Filter these entries so that only lines with the word "tashkilotlarga" remain.

— START OF RECORDS TO USE —

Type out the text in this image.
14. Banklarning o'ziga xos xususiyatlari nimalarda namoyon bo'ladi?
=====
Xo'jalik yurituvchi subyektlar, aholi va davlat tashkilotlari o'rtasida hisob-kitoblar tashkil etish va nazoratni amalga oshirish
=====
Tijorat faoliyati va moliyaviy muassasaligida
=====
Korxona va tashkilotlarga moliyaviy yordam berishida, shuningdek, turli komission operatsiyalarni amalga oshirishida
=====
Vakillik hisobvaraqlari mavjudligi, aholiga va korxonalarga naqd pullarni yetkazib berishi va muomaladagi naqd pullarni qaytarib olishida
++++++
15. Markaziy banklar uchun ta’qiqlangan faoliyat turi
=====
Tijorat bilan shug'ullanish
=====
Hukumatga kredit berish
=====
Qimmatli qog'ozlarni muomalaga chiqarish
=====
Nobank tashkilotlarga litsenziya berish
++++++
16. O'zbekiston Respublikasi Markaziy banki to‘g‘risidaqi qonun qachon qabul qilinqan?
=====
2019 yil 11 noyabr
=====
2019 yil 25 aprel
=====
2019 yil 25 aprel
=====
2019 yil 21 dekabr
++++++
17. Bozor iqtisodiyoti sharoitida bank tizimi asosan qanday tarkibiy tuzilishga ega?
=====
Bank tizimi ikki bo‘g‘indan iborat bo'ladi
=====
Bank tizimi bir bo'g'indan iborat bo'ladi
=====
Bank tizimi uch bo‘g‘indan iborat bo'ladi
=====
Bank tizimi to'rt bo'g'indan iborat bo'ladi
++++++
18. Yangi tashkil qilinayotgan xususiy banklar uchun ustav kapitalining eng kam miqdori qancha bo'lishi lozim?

— END OF RECORDS TO USE —
— START OF RECORDS TO USE —

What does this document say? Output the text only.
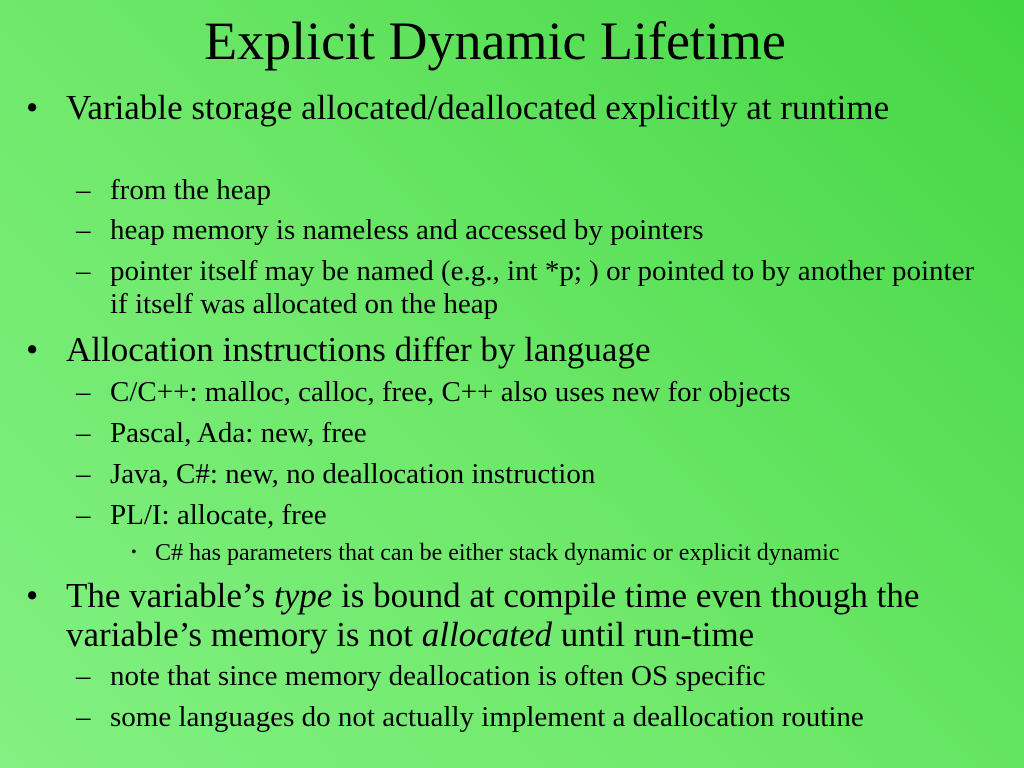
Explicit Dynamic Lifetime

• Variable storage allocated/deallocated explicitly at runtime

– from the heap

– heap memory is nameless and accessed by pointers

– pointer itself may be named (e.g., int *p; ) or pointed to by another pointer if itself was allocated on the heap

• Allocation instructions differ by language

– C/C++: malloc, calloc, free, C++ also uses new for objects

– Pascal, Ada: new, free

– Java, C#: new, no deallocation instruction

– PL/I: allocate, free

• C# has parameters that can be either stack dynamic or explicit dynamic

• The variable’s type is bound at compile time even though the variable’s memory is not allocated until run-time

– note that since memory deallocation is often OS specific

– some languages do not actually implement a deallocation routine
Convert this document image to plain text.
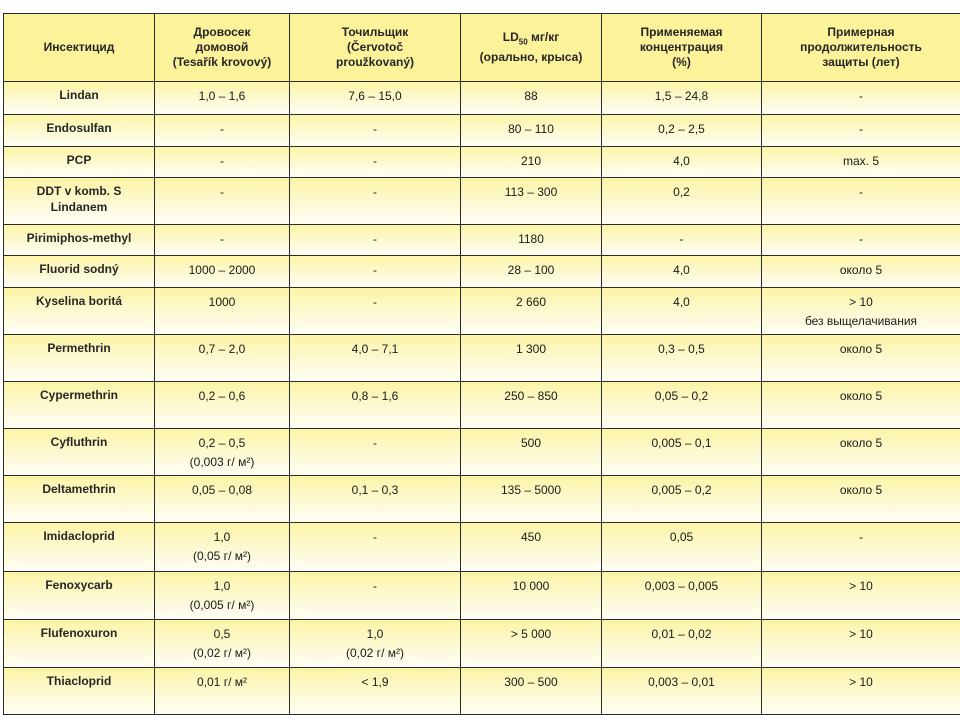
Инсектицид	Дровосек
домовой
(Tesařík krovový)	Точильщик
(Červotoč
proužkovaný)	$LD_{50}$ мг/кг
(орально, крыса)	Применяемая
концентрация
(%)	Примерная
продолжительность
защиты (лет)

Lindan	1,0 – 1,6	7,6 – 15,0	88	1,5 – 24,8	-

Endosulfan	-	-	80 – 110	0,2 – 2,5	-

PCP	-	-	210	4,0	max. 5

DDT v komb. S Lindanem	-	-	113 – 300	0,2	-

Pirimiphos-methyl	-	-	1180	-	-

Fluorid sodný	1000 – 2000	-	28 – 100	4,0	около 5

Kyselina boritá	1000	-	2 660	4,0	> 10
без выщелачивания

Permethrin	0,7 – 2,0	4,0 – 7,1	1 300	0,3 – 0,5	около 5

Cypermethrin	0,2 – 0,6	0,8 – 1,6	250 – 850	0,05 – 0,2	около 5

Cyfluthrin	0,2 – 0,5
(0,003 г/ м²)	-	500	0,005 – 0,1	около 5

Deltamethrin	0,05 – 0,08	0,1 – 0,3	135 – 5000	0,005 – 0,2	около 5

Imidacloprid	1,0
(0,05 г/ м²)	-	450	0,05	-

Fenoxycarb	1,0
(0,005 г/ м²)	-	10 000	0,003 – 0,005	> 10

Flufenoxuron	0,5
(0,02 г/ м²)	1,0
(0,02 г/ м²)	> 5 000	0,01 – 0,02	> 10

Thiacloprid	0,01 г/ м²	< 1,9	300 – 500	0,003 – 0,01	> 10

— END OF RECORDS TO USE —

**EXERCISE SOLUTION:**
Korxona va tashkilotlarga moliyaviy yordam berishida, shuningdek, turli komission operatsiyalarni amalga oshirishida
Nobank tashkilotlarga litsenziya berish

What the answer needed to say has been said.